• _Instruction_: Copy every line of the material below word for word.

• _Provided data_:
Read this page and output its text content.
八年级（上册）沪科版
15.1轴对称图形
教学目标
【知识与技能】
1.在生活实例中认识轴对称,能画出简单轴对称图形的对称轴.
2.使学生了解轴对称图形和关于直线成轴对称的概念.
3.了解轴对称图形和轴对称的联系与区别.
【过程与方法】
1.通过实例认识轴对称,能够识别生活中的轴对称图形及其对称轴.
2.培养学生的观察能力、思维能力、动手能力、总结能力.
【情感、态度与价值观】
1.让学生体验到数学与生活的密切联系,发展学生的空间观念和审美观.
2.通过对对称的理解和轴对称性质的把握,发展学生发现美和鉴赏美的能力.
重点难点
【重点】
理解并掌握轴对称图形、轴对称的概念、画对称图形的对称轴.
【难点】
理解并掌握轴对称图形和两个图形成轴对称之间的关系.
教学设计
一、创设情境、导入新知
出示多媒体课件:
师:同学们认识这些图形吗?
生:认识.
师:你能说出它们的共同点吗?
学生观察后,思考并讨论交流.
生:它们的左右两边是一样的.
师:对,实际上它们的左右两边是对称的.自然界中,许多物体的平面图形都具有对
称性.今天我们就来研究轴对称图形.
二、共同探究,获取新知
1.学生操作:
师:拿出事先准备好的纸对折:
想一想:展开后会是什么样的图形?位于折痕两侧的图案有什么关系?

• _Written reply_:
Read this page and output its text content.
八年级（上册）沪科版
15.1轴对称图形
教学目标
【知识与技能】
1.在生活实例中认识轴对称,能画出简单轴对称图形的对称轴.
2.使学生了解轴对称图形和关于直线成轴对称的概念.
3.了解轴对称图形和轴对称的联系与区别.
【过程与方法】
1.通过实例认识轴对称,能够识别生活中的轴对称图形及其对称轴.
2.培养学生的观察能力、思维能力、动手能力、总结能力.
【情感、态度与价值观】
1.让学生体验到数学与生活的密切联系,发展学生的空间观念和审美观.
2.通过对对称的理解和轴对称性质的把握,发展学生发现美和鉴赏美的能力.
重点难点
【重点】
理解并掌握轴对称图形、轴对称的概念、画对称图形的对称轴.
【难点】
理解并掌握轴对称图形和两个图形成轴对称之间的关系.
教学设计
一、创设情境、导入新知
出示多媒体课件:
师:同学们认识这些图形吗?
生:认识.
师:你能说出它们的共同点吗?
学生观察后,思考并讨论交流.
生:它们的左右两边是一样的.
师:对,实际上它们的左右两边是对称的.自然界中,许多物体的平面图形都具有对
称性.今天我们就来研究轴对称图形.
二、共同探究,获取新知
1.学生操作:
师:拿出事先准备好的纸对折:
想一想:展开后会是什么样的图形?位于折痕两侧的图案有什么关系?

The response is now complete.